• REQUIREMENTS: State how many lines hold the word "JSON", with no other words.

• ITEMS:
..............................
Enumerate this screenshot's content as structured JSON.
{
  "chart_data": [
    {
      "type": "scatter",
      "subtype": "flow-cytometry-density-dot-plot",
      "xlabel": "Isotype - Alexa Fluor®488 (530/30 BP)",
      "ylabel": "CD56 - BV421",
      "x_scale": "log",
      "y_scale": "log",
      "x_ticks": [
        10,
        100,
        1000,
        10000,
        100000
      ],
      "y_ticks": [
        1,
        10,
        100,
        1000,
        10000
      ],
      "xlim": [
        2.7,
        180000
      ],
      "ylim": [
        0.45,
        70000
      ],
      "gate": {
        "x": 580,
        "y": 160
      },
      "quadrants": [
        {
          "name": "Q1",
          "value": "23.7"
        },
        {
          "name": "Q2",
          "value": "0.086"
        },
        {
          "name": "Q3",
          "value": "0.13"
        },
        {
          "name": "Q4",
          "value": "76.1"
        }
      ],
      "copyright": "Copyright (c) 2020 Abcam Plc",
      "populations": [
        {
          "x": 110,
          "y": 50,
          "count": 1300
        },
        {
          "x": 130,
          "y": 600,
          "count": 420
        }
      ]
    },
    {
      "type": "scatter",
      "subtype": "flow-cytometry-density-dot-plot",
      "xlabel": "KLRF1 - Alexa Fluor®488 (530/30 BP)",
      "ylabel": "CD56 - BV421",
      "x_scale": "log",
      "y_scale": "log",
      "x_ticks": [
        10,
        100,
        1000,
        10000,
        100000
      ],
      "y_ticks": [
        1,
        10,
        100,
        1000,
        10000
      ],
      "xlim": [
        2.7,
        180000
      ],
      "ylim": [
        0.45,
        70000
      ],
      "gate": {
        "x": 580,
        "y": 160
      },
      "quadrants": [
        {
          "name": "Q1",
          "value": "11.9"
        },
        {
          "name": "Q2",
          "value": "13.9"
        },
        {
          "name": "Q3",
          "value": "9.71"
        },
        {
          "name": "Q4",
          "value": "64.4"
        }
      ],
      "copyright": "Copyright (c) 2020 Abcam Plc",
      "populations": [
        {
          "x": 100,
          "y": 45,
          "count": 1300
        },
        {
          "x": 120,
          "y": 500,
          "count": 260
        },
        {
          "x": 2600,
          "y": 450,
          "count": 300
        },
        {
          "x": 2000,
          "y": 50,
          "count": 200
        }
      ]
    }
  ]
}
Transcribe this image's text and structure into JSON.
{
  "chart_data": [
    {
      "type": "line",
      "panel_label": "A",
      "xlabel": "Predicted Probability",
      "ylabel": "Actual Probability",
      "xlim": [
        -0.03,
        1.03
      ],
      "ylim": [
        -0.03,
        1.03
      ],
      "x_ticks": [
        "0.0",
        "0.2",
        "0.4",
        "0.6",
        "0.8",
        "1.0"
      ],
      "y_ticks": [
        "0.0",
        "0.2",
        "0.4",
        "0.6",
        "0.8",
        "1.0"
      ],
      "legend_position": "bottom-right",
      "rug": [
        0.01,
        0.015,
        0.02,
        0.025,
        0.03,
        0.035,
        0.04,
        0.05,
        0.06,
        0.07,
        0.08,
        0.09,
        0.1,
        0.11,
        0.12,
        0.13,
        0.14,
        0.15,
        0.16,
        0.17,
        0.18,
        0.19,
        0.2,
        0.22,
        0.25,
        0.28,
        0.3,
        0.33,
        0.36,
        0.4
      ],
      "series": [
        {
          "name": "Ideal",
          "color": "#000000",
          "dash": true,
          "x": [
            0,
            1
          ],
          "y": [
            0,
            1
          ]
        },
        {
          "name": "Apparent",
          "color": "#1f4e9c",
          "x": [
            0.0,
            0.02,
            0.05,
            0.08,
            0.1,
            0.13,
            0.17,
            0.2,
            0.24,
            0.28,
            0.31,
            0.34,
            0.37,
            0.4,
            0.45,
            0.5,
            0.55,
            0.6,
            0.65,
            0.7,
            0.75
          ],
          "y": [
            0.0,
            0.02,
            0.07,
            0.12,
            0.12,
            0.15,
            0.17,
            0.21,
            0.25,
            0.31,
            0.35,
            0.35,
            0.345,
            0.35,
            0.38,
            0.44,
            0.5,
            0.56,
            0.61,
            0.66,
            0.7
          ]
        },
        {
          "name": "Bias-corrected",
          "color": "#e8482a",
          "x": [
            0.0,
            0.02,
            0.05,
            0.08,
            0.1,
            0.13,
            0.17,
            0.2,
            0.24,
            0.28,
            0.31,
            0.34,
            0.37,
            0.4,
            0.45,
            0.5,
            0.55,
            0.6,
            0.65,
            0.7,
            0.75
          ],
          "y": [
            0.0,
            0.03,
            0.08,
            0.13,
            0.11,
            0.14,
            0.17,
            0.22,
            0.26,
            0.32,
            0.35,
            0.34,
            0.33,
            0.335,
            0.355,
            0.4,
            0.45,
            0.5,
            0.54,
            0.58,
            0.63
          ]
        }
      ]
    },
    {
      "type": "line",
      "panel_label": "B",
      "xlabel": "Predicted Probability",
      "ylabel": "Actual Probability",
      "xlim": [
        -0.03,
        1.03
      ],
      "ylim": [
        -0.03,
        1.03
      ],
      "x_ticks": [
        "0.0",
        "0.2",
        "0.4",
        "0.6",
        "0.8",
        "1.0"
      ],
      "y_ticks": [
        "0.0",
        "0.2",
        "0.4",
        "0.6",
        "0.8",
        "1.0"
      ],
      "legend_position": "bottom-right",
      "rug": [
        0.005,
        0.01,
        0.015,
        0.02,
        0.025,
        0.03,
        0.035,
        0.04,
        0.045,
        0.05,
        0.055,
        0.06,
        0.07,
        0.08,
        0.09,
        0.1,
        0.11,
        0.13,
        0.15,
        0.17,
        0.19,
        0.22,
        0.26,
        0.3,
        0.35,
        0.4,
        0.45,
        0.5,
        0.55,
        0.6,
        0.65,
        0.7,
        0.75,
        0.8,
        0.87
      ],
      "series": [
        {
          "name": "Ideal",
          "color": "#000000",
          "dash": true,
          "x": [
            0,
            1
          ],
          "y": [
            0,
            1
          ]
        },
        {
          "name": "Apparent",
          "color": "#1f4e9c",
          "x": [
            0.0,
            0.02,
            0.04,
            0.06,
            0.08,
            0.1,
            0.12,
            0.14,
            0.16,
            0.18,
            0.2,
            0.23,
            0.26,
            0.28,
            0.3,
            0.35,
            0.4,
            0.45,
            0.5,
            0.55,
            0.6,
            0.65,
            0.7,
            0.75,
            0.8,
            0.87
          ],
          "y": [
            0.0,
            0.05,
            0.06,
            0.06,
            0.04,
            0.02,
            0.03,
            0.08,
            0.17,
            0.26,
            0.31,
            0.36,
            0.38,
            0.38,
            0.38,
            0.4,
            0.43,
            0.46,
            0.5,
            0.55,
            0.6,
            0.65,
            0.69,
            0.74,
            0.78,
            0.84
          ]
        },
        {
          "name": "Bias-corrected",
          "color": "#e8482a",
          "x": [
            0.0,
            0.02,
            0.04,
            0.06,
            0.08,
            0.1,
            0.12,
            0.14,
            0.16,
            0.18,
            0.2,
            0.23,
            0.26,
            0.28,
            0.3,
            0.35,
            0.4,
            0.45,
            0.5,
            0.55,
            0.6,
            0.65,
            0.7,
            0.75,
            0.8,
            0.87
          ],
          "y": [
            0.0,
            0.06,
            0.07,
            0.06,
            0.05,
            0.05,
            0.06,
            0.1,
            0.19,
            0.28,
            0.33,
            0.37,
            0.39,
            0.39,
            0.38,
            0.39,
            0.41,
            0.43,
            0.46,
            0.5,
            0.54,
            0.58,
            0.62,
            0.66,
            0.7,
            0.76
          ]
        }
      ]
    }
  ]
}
..............................
• CORRECT ANSWER: 2